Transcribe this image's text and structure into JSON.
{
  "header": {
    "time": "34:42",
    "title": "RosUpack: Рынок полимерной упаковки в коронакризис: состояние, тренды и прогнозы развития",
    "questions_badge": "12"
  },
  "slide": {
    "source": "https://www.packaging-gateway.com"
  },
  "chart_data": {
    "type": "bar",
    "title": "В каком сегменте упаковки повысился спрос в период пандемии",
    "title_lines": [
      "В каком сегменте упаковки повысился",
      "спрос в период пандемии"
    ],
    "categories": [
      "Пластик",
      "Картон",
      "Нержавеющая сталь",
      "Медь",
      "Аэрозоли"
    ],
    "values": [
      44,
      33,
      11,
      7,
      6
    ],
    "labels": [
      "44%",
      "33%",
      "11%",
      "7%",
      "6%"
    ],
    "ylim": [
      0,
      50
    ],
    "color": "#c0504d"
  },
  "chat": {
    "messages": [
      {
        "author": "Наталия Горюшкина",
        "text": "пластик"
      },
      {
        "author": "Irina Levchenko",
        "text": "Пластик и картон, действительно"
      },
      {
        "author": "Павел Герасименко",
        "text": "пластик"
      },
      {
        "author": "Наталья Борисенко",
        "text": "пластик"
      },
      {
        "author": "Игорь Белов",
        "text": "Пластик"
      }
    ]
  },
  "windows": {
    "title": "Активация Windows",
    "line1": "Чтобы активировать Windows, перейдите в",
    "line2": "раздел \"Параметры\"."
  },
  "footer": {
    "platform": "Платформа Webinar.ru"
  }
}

• • • •

■ **STATED TASK**:
Pull out each line containing the word "повысился" and copy it.

■ **WORKED SOLUTION**:
    "title": "В каком сегменте упаковки повысился спрос в период пандемии",
      "В каком сегменте упаковки повысился",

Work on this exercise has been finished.